::: PROVIDED INFORMATION
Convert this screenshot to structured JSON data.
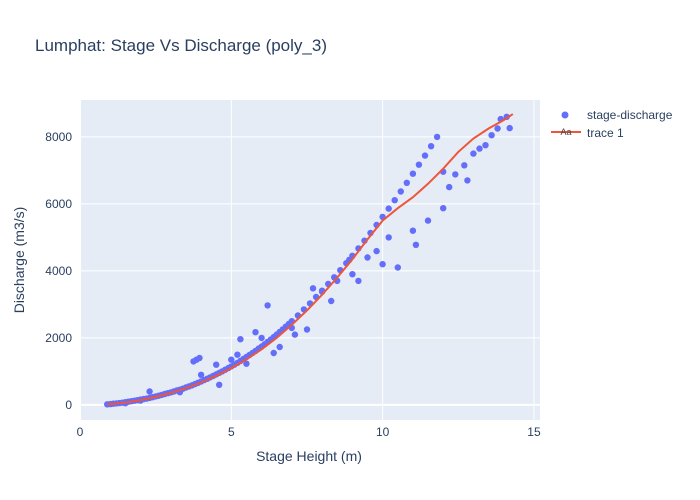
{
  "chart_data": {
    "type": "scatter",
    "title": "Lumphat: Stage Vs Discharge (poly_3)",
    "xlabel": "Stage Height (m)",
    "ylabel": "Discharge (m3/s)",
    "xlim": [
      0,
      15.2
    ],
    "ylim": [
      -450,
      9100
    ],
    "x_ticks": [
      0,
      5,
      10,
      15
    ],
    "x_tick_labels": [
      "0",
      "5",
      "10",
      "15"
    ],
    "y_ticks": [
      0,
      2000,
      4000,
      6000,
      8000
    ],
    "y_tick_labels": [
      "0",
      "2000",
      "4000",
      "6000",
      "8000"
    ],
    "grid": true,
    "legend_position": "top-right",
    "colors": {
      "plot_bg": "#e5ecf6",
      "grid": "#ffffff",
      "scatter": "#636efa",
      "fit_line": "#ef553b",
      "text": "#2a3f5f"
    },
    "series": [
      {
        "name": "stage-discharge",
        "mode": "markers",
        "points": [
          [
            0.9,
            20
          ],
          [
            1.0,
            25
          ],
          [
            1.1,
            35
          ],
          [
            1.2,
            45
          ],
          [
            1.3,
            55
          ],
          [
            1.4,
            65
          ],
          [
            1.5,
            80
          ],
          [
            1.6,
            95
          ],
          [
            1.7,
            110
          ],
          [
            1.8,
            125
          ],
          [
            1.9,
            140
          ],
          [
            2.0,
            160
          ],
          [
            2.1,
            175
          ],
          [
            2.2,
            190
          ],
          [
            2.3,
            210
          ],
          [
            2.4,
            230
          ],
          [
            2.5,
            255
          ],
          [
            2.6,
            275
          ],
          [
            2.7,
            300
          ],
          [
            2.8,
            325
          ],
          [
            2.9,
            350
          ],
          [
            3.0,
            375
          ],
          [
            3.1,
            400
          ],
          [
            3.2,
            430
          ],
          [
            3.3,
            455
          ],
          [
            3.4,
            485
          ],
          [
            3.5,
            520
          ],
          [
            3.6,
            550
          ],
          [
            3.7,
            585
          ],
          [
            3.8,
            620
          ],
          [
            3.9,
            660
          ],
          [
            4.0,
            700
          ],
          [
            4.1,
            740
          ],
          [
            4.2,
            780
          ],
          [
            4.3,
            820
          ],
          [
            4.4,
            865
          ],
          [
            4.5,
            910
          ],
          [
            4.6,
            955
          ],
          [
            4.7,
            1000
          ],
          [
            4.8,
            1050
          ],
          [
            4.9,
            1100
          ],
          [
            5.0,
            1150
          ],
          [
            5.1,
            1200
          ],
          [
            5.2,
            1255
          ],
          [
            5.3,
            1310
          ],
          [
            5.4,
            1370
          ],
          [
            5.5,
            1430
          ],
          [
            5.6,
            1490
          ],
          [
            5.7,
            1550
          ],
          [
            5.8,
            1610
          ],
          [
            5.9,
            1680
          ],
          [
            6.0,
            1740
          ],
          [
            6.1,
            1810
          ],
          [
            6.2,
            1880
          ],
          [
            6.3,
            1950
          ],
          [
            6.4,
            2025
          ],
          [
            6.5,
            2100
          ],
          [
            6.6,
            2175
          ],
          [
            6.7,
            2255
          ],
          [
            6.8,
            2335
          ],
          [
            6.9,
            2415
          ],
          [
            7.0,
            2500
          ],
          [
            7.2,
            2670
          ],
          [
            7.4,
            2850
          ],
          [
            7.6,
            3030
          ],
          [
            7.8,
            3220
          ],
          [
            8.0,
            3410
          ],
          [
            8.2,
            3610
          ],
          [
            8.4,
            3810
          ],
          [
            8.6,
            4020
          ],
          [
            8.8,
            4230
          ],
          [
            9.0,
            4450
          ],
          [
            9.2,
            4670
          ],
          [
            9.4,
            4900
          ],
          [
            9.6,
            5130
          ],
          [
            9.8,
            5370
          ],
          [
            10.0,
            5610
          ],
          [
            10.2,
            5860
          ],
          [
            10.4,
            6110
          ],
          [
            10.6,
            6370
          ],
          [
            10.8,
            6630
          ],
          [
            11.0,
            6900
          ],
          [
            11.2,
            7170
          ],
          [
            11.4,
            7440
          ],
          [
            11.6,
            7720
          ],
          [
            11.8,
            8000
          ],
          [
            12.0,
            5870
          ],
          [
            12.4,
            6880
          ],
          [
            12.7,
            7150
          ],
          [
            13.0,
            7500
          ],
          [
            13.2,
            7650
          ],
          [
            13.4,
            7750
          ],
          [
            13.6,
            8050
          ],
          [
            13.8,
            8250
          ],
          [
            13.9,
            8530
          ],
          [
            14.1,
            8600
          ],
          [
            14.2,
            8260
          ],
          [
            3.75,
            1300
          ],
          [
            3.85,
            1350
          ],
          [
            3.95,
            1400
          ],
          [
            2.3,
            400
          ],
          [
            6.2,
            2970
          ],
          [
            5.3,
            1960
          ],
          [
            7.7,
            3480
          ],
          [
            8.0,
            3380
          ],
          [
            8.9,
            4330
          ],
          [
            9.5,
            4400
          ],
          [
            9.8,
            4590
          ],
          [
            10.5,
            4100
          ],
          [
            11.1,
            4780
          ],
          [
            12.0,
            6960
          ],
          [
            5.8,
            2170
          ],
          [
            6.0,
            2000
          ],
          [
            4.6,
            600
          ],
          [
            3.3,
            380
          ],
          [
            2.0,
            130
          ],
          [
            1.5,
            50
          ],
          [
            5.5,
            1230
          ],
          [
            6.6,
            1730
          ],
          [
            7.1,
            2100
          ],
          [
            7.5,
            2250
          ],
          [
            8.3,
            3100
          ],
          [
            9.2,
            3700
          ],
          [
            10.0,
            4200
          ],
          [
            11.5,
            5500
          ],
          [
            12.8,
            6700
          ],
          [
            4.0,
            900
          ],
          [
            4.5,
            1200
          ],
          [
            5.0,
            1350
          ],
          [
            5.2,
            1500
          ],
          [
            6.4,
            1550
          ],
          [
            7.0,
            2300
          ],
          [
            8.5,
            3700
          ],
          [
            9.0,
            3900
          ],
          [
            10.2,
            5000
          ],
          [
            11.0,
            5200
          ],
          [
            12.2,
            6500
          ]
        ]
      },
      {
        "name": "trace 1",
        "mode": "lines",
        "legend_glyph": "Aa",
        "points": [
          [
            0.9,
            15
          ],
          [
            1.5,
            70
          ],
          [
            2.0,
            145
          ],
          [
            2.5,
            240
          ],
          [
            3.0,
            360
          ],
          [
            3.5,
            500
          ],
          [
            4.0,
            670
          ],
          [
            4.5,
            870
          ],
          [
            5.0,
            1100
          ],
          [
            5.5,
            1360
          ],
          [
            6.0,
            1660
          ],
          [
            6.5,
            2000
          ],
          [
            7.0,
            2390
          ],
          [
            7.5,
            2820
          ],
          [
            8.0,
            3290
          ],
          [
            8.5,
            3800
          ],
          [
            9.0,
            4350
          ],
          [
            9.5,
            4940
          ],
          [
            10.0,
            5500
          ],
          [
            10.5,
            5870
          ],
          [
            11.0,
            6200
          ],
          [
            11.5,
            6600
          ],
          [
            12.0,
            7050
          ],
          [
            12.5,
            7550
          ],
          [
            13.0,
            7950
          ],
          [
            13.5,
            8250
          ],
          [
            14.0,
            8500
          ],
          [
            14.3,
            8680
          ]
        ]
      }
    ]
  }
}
::::::
DO THIS = All records should be output exactly, with the pictures left out.

SOLUTION FOR THIS PROBLEM =
Convert this screenshot to structured JSON data.
{
  "chart_data": {
    "type": "scatter",
    "title": "Lumphat: Stage Vs Discharge (poly_3)",
    "xlabel": "Stage Height (m)",
    "ylabel": "Discharge (m3/s)",
    "xlim": [
      0,
      15.2
    ],
    "ylim": [
      -450,
      9100
    ],
    "x_ticks": [
      0,
      5,
      10,
      15
    ],
    "x_tick_labels": [
      "0",
      "5",
      "10",
      "15"
    ],
    "y_ticks": [
      0,
      2000,
      4000,
      6000,
      8000
    ],
    "y_tick_labels": [
      "0",
      "2000",
      "4000",
      "6000",
      "8000"
    ],
    "grid": true,
    "legend_position": "top-right",
    "colors": {
      "plot_bg": "#e5ecf6",
      "grid": "#ffffff",
      "scatter": "#636efa",
      "fit_line": "#ef553b",
      "text": "#2a3f5f"
    },
    "series": [
      {
        "name": "stage-discharge",
        "mode": "markers",
        "points": [
          [
            0.9,
            20
          ],
          [
            1.0,
            25
          ],
          [
            1.1,
            35
          ],
          [
            1.2,
            45
          ],
          [
            1.3,
            55
          ],
          [
            1.4,
            65
          ],
          [
            1.5,
            80
          ],
          [
            1.6,
            95
          ],
          [
            1.7,
            110
          ],
          [
            1.8,
            125
          ],
          [
            1.9,
            140
          ],
          [
            2.0,
            160
          ],
          [
            2.1,
            175
          ],
          [
            2.2,
            190
          ],
          [
            2.3,
            210
          ],
          [
            2.4,
            230
          ],
          [
            2.5,
            255
          ],
          [
            2.6,
            275
          ],
          [
            2.7,
            300
          ],
          [
            2.8,
            325
          ],
          [
            2.9,
            350
          ],
          [
            3.0,
            375
          ],
          [
            3.1,
            400
          ],
          [
            3.2,
            430
          ],
          [
            3.3,
            455
          ],
          [
            3.4,
            485
          ],
          [
            3.5,
            520
          ],
          [
            3.6,
            550
          ],
          [
            3.7,
            585
          ],
          [
            3.8,
            620
          ],
          [
            3.9,
            660
          ],
          [
            4.0,
            700
          ],
          [
            4.1,
            740
          ],
          [
            4.2,
            780
          ],
          [
            4.3,
            820
          ],
          [
            4.4,
            865
          ],
          [
            4.5,
            910
          ],
          [
            4.6,
            955
          ],
          [
            4.7,
            1000
          ],
          [
            4.8,
            1050
          ],
          [
            4.9,
            1100
          ],
          [
            5.0,
            1150
          ],
          [
            5.1,
            1200
          ],
          [
            5.2,
            1255
          ],
          [
            5.3,
            1310
          ],
          [
            5.4,
            1370
          ],
          [
            5.5,
            1430
          ],
          [
            5.6,
            1490
          ],
          [
            5.7,
            1550
          ],
          [
            5.8,
            1610
          ],
          [
            5.9,
            1680
          ],
          [
            6.0,
            1740
          ],
          [
            6.1,
            1810
          ],
          [
            6.2,
            1880
          ],
          [
            6.3,
            1950
          ],
          [
            6.4,
            2025
          ],
          [
            6.5,
            2100
          ],
          [
            6.6,
            2175
          ],
          [
            6.7,
            2255
          ],
          [
            6.8,
            2335
          ],
          [
            6.9,
            2415
          ],
          [
            7.0,
            2500
          ],
          [
            7.2,
            2670
          ],
          [
            7.4,
            2850
          ],
          [
            7.6,
            3030
          ],
          [
            7.8,
            3220
          ],
          [
            8.0,
            3410
          ],
          [
            8.2,
            3610
          ],
          [
            8.4,
            3810
          ],
          [
            8.6,
            4020
          ],
          [
            8.8,
            4230
          ],
          [
            9.0,
            4450
          ],
          [
            9.2,
            4670
          ],
          [
            9.4,
            4900
          ],
          [
            9.6,
            5130
          ],
          [
            9.8,
            5370
          ],
          [
            10.0,
            5610
          ],
          [
            10.2,
            5860
          ],
          [
            10.4,
            6110
          ],
          [
            10.6,
            6370
          ],
          [
            10.8,
            6630
          ],
          [
            11.0,
            6900
          ],
          [
            11.2,
            7170
          ],
          [
            11.4,
            7440
          ],
          [
            11.6,
            7720
          ],
          [
            11.8,
            8000
          ],
          [
            12.0,
            5870
          ],
          [
            12.4,
            6880
          ],
          [
            12.7,
            7150
          ],
          [
            13.0,
            7500
          ],
          [
            13.2,
            7650
          ],
          [
            13.4,
            7750
          ],
          [
            13.6,
            8050
          ],
          [
            13.8,
            8250
          ],
          [
            13.9,
            8530
          ],
          [
            14.1,
            8600
          ],
          [
            14.2,
            8260
          ],
          [
            3.75,
            1300
          ],
          [
            3.85,
            1350
          ],
          [
            3.95,
            1400
          ],
          [
            2.3,
            400
          ],
          [
            6.2,
            2970
          ],
          [
            5.3,
            1960
          ],
          [
            7.7,
            3480
          ],
          [
            8.0,
            3380
          ],
          [
            8.9,
            4330
          ],
          [
            9.5,
            4400
          ],
          [
            9.8,
            4590
          ],
          [
            10.5,
            4100
          ],
          [
            11.1,
            4780
          ],
          [
            12.0,
            6960
          ],
          [
            5.8,
            2170
          ],
          [
            6.0,
            2000
          ],
          [
            4.6,
            600
          ],
          [
            3.3,
            380
          ],
          [
            2.0,
            130
          ],
          [
            1.5,
            50
          ],
          [
            5.5,
            1230
          ],
          [
            6.6,
            1730
          ],
          [
            7.1,
            2100
          ],
          [
            7.5,
            2250
          ],
          [
            8.3,
            3100
          ],
          [
            9.2,
            3700
          ],
          [
            10.0,
            4200
          ],
          [
            11.5,
            5500
          ],
          [
            12.8,
            6700
          ],
          [
            4.0,
            900
          ],
          [
            4.5,
            1200
          ],
          [
            5.0,
            1350
          ],
          [
            5.2,
            1500
          ],
          [
            6.4,
            1550
          ],
          [
            7.0,
            2300
          ],
          [
            8.5,
            3700
          ],
          [
            9.0,
            3900
          ],
          [
            10.2,
            5000
          ],
          [
            11.0,
            5200
          ],
          [
            12.2,
            6500
          ]
        ]
      },
      {
        "name": "trace 1",
        "mode": "lines",
        "legend_glyph": "Aa",
        "points": [
          [
            0.9,
            15
          ],
          [
            1.5,
            70
          ],
          [
            2.0,
            145
          ],
          [
            2.5,
            240
          ],
          [
            3.0,
            360
          ],
          [
            3.5,
            500
          ],
          [
            4.0,
            670
          ],
          [
            4.5,
            870
          ],
          [
            5.0,
            1100
          ],
          [
            5.5,
            1360
          ],
          [
            6.0,
            1660
          ],
          [
            6.5,
            2000
          ],
          [
            7.0,
            2390
          ],
          [
            7.5,
            2820
          ],
          [
            8.0,
            3290
          ],
          [
            8.5,
            3800
          ],
          [
            9.0,
            4350
          ],
          [
            9.5,
            4940
          ],
          [
            10.0,
            5500
          ],
          [
            10.5,
            5870
          ],
          [
            11.0,
            6200
          ],
          [
            11.5,
            6600
          ],
          [
            12.0,
            7050
          ],
          [
            12.5,
            7550
          ],
          [
            13.0,
            7950
          ],
          [
            13.5,
            8250
          ],
          [
            14.0,
            8500
          ],
          [
            14.3,
            8680
          ]
        ]
      }
    ]
  }
}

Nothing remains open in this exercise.